Copy each line where the word "kombiniert" occurs.
━━━ RECORD LIST
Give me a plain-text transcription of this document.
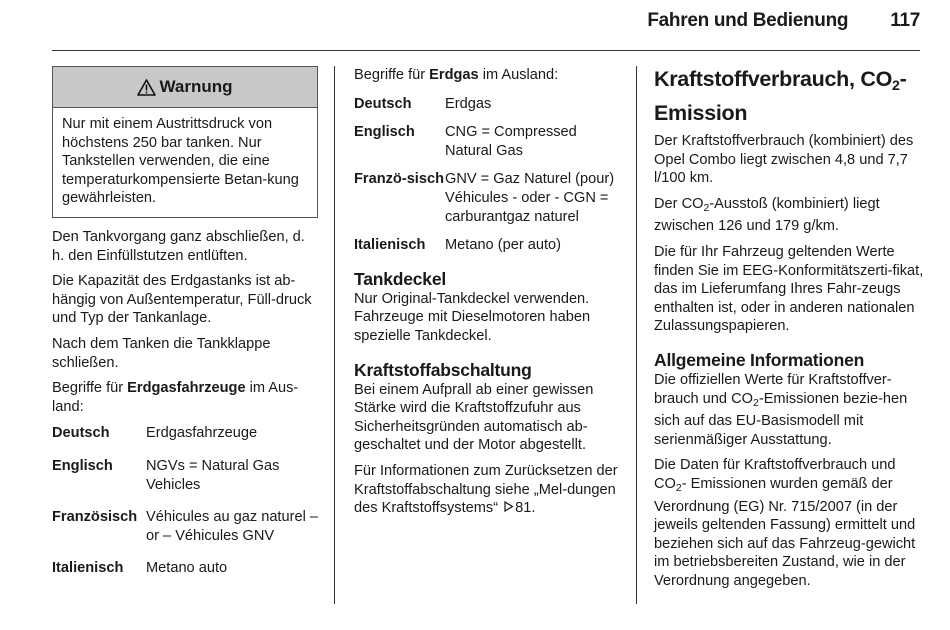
Fahren und Bedienung 117
Warnung
Nur mit einem Austrittsdruck von höchstens 250 bar tanken. Nur Tankstellen verwenden, die eine temperaturkompensierte Betan-kung gewährleisten.

Den Tankvorgang ganz abschließen, d. h. den Einfüllstutzen entlüften.

Die Kapazität des Erdgastanks ist ab-hängig von Außentemperatur, Füll-druck und Typ der Tankanlage.

Nach dem Tanken die Tankklappe schließen.

Begriffe für Erdgasfahrzeuge im Aus-land:

Deutsch	Erdgasfahrzeuge
Englisch	NGVs = Natural Gas Vehicles
Französisch Véhicules au gaz naturel – or – Véhicules GNV
Italienisch	Metano auto

Begriffe für Erdgas im Ausland:

Deutsch	Erdgas
Englisch	CNG = Compressed Natural Gas
Franzö-sisch GNV = Gaz Naturel (pour) Véhicules - oder - CGN = carburantgaz naturel
Italienisch	Metano (per auto)
Tankdeckel

Nur Original-Tankdeckel verwenden. Fahrzeuge mit Dieselmotoren haben spezielle Tankdeckel.

Kraftstoffabschaltung

Bei einem Aufprall ab einer gewissen Stärke wird die Kraftstoffzufuhr aus Sicherheitsgründen automatisch ab-geschaltet und der Motor abgestellt.

Für Informationen zum Zurücksetzen der Kraftstoffabschaltung siehe „Mel-dungen des Kraftstoffsystems“ 81.

Kraftstoffverbrauch, $CO_2$-Emission

Der Kraftstoffverbrauch (kombiniert) des Opel Combo liegt zwischen 4,8 und 7,7 l/100 km.

Der $CO_2$-Ausstoß (kombiniert) liegt zwischen 126 und 179 g/km.

Die für Ihr Fahrzeug geltenden Werte finden Sie im EEG-Konformitätszerti-fikat, das im Lieferumfang Ihres Fahr-zeugs enthalten ist, oder in anderen nationalen Zulassungspapieren.

Allgemeine Informationen

Die offiziellen Werte für Kraftstoffver-brauch und $CO_2$-Emissionen bezie-hen sich auf das EU-Basismodell mit serienmäßiger Ausstattung.

Die Daten für Kraftstoffverbrauch und $CO_2-$ Emissionen wurden gemäß der Verordnung (EG) Nr. 715/2007 (in der jeweils geltenden Fassung) ermittelt und beziehen sich auf das Fahrzeug-gewicht im betriebsbereiten Zustand, wie in der Verordnung angegeben.
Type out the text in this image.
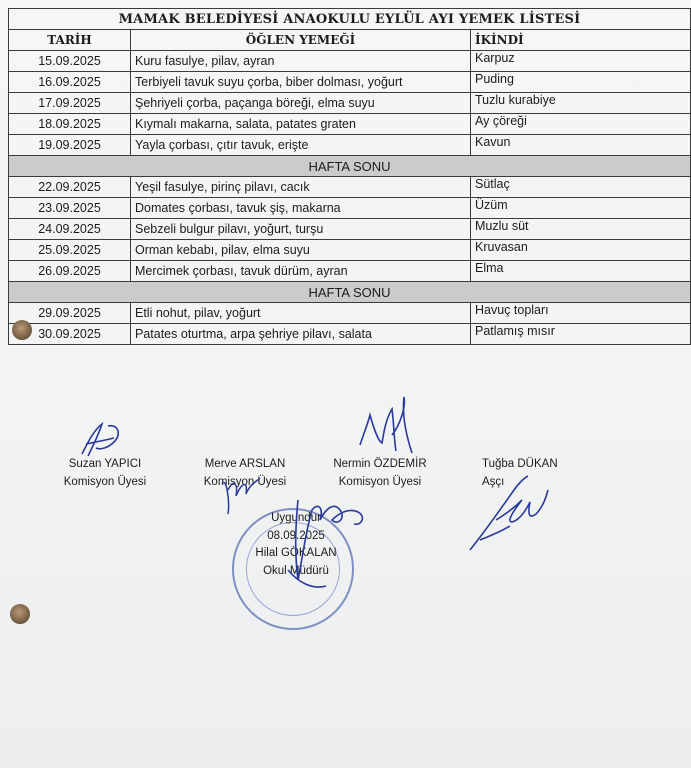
MAMAK BELEDİYESİ ANAOKULU EYLÜL AYI YEMEK LİSTESİ		
TARİH	ÖĞLEN YEMEĞİ	İKİNDİ
15.09.2025	Kuru fasulye, pilav, ayran	Karpuz
16.09.2025	Terbiyeli tavuk suyu çorba, biber dolması, yoğurt	Puding
17.09.2025	Şehriyeli çorba, paçanga böreği, elma suyu	Tuzlu kurabiye
18.09.2025	Kıymalı makarna, salata, patates graten	Ay çöreği
19.09.2025	Yayla çorbası, çıtır tavuk, erişte	Kavun
HAFTA SONU		
22.09.2025	Yeşil fasulye, pirinç pilavı, cacık	Sütlaç
23.09.2025	Domates çorbası, tavuk şiş, makarna	Üzüm
24.09.2025	Sebzeli bulgur pilavı, yoğurt, turşu	Muzlu süt
25.09.2025	Orman kebabı, pilav, elma suyu	Kruvasan
26.09.2025	Mercimek çorbası, tavuk dürüm, ayran	Elma
HAFTA SONU		
29.09.2025	Etli nohut, pilav, yoğurt	Havuç topları
30.09.2025	Patates oturtma, arpa şehriye pilavı, salata	Patlamış mısır
Suzan YAPICI
Komisyon Üyesi
Merve ARSLAN
Komisyon Üyesi
Nermin ÖZDEMİR
Komisyon Üyesi
Tuğba DÜKAN
Aşçı
Uygundur
08.09.2025
Hilal GÖKALAN
Okul Müdürü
━━━━━━
- **WRITTEN SOLUTION**:
Der Kraftstoffverbrauch (kombiniert) des Opel Combo liegt zwischen 4,8 und 7,7 l/100 km.
Der $CO_2$-Ausstoß (kombiniert) liegt zwischen 126 und 179 g/km.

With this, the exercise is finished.